• [Given information]:
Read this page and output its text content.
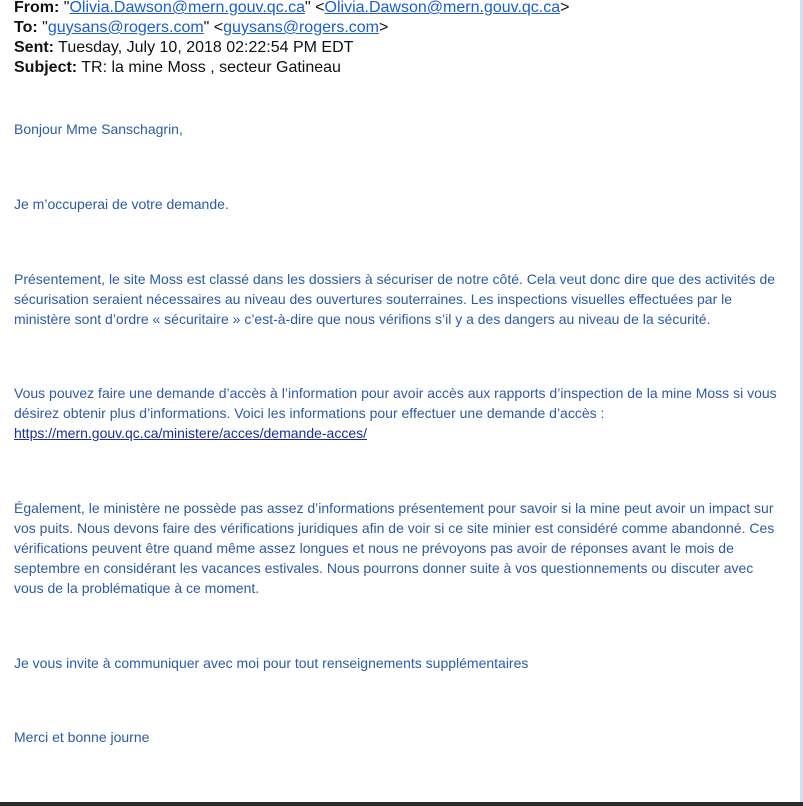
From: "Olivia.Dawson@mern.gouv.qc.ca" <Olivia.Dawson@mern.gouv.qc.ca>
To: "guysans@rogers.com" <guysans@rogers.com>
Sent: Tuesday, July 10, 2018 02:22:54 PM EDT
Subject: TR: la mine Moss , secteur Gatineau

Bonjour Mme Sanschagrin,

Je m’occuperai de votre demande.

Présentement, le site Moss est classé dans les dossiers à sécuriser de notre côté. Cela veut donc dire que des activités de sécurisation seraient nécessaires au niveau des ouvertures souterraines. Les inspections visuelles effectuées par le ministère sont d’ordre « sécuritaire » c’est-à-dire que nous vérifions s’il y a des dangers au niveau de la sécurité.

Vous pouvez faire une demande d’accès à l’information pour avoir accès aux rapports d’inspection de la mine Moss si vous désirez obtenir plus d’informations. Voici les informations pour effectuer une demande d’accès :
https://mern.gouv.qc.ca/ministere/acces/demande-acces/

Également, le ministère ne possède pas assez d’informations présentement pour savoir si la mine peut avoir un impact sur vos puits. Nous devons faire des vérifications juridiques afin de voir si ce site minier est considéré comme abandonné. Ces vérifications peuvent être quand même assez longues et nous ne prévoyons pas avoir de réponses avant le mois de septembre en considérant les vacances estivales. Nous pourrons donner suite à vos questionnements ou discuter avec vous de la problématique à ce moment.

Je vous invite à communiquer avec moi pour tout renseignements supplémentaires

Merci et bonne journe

• [Task brief]:
Return, from the data, each line that has the word "gouv" in it.

• [Result]:
From: "Olivia.Dawson@mern.gouv.qc.ca" <Olivia.Dawson@mern.gouv.qc.ca>
https://mern.gouv.qc.ca/ministere/acces/demande-acces/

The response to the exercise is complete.